Goal of the exercise: Reproduce the material exactly, omitting nothing.

'''

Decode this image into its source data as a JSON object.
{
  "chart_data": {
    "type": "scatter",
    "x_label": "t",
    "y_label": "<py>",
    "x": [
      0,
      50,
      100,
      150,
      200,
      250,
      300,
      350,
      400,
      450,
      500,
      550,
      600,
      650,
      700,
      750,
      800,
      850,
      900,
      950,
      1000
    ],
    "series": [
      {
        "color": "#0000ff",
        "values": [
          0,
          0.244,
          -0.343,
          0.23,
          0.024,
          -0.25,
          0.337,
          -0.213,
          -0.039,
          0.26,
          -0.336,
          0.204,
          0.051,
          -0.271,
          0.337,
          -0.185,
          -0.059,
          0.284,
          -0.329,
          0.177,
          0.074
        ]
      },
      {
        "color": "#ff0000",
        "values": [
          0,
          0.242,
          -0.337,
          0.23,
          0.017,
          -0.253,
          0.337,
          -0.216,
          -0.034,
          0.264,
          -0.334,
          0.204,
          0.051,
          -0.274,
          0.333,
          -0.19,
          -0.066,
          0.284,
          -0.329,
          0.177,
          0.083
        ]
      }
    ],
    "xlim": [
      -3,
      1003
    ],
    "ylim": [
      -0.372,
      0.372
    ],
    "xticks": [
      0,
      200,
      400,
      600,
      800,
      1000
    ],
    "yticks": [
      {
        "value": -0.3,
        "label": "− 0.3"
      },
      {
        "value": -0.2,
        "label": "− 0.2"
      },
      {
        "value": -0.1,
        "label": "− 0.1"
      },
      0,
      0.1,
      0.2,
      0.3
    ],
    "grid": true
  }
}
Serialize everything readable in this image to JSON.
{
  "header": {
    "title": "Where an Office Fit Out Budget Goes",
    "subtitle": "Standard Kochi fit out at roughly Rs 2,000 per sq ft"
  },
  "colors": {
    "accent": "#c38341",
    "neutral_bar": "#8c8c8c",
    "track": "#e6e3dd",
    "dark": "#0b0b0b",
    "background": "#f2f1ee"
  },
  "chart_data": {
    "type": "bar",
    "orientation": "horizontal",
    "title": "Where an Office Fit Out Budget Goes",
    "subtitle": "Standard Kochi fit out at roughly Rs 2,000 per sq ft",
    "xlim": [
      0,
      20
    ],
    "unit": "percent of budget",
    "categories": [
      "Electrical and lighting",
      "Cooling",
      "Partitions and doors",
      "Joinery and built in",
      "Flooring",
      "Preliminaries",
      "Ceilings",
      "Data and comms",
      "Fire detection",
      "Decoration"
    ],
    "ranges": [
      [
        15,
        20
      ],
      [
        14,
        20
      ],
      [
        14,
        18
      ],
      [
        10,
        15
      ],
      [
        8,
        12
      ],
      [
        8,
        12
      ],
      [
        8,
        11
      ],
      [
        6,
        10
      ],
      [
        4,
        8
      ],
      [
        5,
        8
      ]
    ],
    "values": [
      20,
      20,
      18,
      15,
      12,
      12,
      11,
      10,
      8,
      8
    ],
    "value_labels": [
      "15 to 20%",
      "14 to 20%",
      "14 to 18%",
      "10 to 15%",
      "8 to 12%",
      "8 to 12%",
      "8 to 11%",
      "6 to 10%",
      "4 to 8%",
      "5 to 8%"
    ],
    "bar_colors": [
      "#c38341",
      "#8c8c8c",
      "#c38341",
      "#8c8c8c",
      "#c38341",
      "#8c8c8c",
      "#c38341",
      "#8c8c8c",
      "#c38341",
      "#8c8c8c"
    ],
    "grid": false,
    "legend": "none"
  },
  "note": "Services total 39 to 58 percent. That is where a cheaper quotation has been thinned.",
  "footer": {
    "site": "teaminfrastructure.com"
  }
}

'''

Exercise result:
Decode this image into its source data as a JSON object.
{
  "chart_data": {
    "type": "scatter",
    "x_label": "t",
    "y_label": "<py>",
    "x": [
      0,
      50,
      100,
      150,
      200,
      250,
      300,
      350,
      400,
      450,
      500,
      550,
      600,
      650,
      700,
      750,
      800,
      850,
      900,
      950,
      1000
    ],
    "series": [
      {
        "color": "#0000ff",
        "values": [
          0,
          0.244,
          -0.343,
          0.23,
          0.024,
          -0.25,
          0.337,
          -0.213,
          -0.039,
          0.26,
          -0.336,
          0.204,
          0.051,
          -0.271,
          0.337,
          -0.185,
          -0.059,
          0.284,
          -0.329,
          0.177,
          0.074
        ]
      },
      {
        "color": "#ff0000",
        "values": [
          0,
          0.242,
          -0.337,
          0.23,
          0.017,
          -0.253,
          0.337,
          -0.216,
          -0.034,
          0.264,
          -0.334,
          0.204,
          0.051,
          -0.274,
          0.333,
          -0.19,
          -0.066,
          0.284,
          -0.329,
          0.177,
          0.083
        ]
      }
    ],
    "xlim": [
      -3,
      1003
    ],
    "ylim": [
      -0.372,
      0.372
    ],
    "xticks": [
      0,
      200,
      400,
      600,
      800,
      1000
    ],
    "yticks": [
      {
        "value": -0.3,
        "label": "− 0.3"
      },
      {
        "value": -0.2,
        "label": "− 0.2"
      },
      {
        "value": -0.1,
        "label": "− 0.1"
      },
      0,
      0.1,
      0.2,
      0.3
    ],
    "grid": true
  }
}
Serialize everything readable in this image to JSON.
{
  "header": {
    "title": "Where an Office Fit Out Budget Goes",
    "subtitle": "Standard Kochi fit out at roughly Rs 2,000 per sq ft"
  },
  "colors": {
    "accent": "#c38341",
    "neutral_bar": "#8c8c8c",
    "track": "#e6e3dd",
    "dark": "#0b0b0b",
    "background": "#f2f1ee"
  },
  "chart_data": {
    "type": "bar",
    "orientation": "horizontal",
    "title": "Where an Office Fit Out Budget Goes",
    "subtitle": "Standard Kochi fit out at roughly Rs 2,000 per sq ft",
    "xlim": [
      0,
      20
    ],
    "unit": "percent of budget",
    "categories": [
      "Electrical and lighting",
      "Cooling",
      "Partitions and doors",
      "Joinery and built in",
      "Flooring",
      "Preliminaries",
      "Ceilings",
      "Data and comms",
      "Fire detection",
      "Decoration"
    ],
    "ranges": [
      [
        15,
        20
      ],
      [
        14,
        20
      ],
      [
        14,
        18
      ],
      [
        10,
        15
      ],
      [
        8,
        12
      ],
      [
        8,
        12
      ],
      [
        8,
        11
      ],
      [
        6,
        10
      ],
      [
        4,
        8
      ],
      [
        5,
        8
      ]
    ],
    "values": [
      20,
      20,
      18,
      15,
      12,
      12,
      11,
      10,
      8,
      8
    ],
    "value_labels": [
      "15 to 20%",
      "14 to 20%",
      "14 to 18%",
      "10 to 15%",
      "8 to 12%",
      "8 to 12%",
      "8 to 11%",
      "6 to 10%",
      "4 to 8%",
      "5 to 8%"
    ],
    "bar_colors": [
      "#c38341",
      "#8c8c8c",
      "#c38341",
      "#8c8c8c",
      "#c38341",
      "#8c8c8c",
      "#c38341",
      "#8c8c8c",
      "#c38341",
      "#8c8c8c"
    ],
    "grid": false,
    "legend": "none"
  },
  "note": "Services total 39 to 58 percent. That is where a cheaper quotation has been thinned.",
  "footer": {
    "site": "teaminfrastructure.com"
  }
}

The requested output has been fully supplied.